§ Prompt
Output the material below in full, exactly as it is.

Collection entries

>>

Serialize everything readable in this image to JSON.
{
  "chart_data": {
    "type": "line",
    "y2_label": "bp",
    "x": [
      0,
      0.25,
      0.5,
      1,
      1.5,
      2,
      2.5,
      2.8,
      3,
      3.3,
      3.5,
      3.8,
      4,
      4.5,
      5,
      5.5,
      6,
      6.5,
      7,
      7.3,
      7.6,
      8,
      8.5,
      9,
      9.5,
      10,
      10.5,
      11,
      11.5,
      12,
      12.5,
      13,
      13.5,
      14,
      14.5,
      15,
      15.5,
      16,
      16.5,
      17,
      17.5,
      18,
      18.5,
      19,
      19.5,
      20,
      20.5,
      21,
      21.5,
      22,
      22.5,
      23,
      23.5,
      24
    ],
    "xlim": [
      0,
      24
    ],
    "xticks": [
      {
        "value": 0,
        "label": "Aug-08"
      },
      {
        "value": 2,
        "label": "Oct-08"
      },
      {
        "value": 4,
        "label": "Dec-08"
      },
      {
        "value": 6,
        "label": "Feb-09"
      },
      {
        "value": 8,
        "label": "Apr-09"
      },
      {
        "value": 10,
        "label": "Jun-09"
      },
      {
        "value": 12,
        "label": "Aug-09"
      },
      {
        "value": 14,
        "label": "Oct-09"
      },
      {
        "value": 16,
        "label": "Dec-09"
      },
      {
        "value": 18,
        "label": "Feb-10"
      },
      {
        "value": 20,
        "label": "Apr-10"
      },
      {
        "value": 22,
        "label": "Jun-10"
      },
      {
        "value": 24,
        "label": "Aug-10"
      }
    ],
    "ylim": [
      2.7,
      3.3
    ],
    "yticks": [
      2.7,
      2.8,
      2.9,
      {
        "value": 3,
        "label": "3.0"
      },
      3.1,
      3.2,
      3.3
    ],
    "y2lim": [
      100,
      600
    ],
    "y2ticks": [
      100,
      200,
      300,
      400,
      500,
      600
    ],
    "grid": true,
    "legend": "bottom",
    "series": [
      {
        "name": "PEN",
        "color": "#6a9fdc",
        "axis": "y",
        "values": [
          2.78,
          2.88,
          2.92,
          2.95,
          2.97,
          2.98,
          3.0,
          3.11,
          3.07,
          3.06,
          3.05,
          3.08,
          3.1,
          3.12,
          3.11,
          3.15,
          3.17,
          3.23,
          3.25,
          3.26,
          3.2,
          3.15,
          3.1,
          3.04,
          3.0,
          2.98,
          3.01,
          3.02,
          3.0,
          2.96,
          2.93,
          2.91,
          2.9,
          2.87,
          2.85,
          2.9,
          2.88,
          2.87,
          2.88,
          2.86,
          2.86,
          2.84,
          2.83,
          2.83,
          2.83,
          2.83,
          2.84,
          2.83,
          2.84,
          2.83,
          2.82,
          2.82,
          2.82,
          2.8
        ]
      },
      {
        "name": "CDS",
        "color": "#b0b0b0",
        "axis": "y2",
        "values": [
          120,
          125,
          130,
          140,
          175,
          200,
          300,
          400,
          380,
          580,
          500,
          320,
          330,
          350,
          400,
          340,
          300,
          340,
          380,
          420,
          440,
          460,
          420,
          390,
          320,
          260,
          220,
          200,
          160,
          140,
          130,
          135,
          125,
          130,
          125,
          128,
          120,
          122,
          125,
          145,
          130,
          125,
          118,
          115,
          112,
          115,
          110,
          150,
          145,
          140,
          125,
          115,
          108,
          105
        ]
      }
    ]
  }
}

<<

§ Answer to this problem
Serialize everything readable in this image to JSON.
{
  "chart_data": {
    "type": "line",
    "y2_label": "bp",
    "x": [
      0,
      0.25,
      0.5,
      1,
      1.5,
      2,
      2.5,
      2.8,
      3,
      3.3,
      3.5,
      3.8,
      4,
      4.5,
      5,
      5.5,
      6,
      6.5,
      7,
      7.3,
      7.6,
      8,
      8.5,
      9,
      9.5,
      10,
      10.5,
      11,
      11.5,
      12,
      12.5,
      13,
      13.5,
      14,
      14.5,
      15,
      15.5,
      16,
      16.5,
      17,
      17.5,
      18,
      18.5,
      19,
      19.5,
      20,
      20.5,
      21,
      21.5,
      22,
      22.5,
      23,
      23.5,
      24
    ],
    "xlim": [
      0,
      24
    ],
    "xticks": [
      {
        "value": 0,
        "label": "Aug-08"
      },
      {
        "value": 2,
        "label": "Oct-08"
      },
      {
        "value": 4,
        "label": "Dec-08"
      },
      {
        "value": 6,
        "label": "Feb-09"
      },
      {
        "value": 8,
        "label": "Apr-09"
      },
      {
        "value": 10,
        "label": "Jun-09"
      },
      {
        "value": 12,
        "label": "Aug-09"
      },
      {
        "value": 14,
        "label": "Oct-09"
      },
      {
        "value": 16,
        "label": "Dec-09"
      },
      {
        "value": 18,
        "label": "Feb-10"
      },
      {
        "value": 20,
        "label": "Apr-10"
      },
      {
        "value": 22,
        "label": "Jun-10"
      },
      {
        "value": 24,
        "label": "Aug-10"
      }
    ],
    "ylim": [
      2.7,
      3.3
    ],
    "yticks": [
      2.7,
      2.8,
      2.9,
      {
        "value": 3,
        "label": "3.0"
      },
      3.1,
      3.2,
      3.3
    ],
    "y2lim": [
      100,
      600
    ],
    "y2ticks": [
      100,
      200,
      300,
      400,
      500,
      600
    ],
    "grid": true,
    "legend": "bottom",
    "series": [
      {
        "name": "PEN",
        "color": "#6a9fdc",
        "axis": "y",
        "values": [
          2.78,
          2.88,
          2.92,
          2.95,
          2.97,
          2.98,
          3.0,
          3.11,
          3.07,
          3.06,
          3.05,
          3.08,
          3.1,
          3.12,
          3.11,
          3.15,
          3.17,
          3.23,
          3.25,
          3.26,
          3.2,
          3.15,
          3.1,
          3.04,
          3.0,
          2.98,
          3.01,
          3.02,
          3.0,
          2.96,
          2.93,
          2.91,
          2.9,
          2.87,
          2.85,
          2.9,
          2.88,
          2.87,
          2.88,
          2.86,
          2.86,
          2.84,
          2.83,
          2.83,
          2.83,
          2.83,
          2.84,
          2.83,
          2.84,
          2.83,
          2.82,
          2.82,
          2.82,
          2.8
        ]
      },
      {
        "name": "CDS",
        "color": "#b0b0b0",
        "axis": "y2",
        "values": [
          120,
          125,
          130,
          140,
          175,
          200,
          300,
          400,
          380,
          580,
          500,
          320,
          330,
          350,
          400,
          340,
          300,
          340,
          380,
          420,
          440,
          460,
          420,
          390,
          320,
          260,
          220,
          200,
          160,
          140,
          130,
          135,
          125,
          130,
          125,
          128,
          120,
          122,
          125,
          145,
          130,
          125,
          118,
          115,
          112,
          115,
          110,
          150,
          145,
          140,
          125,
          115,
          108,
          105
        ]
      }
    ]
  }
}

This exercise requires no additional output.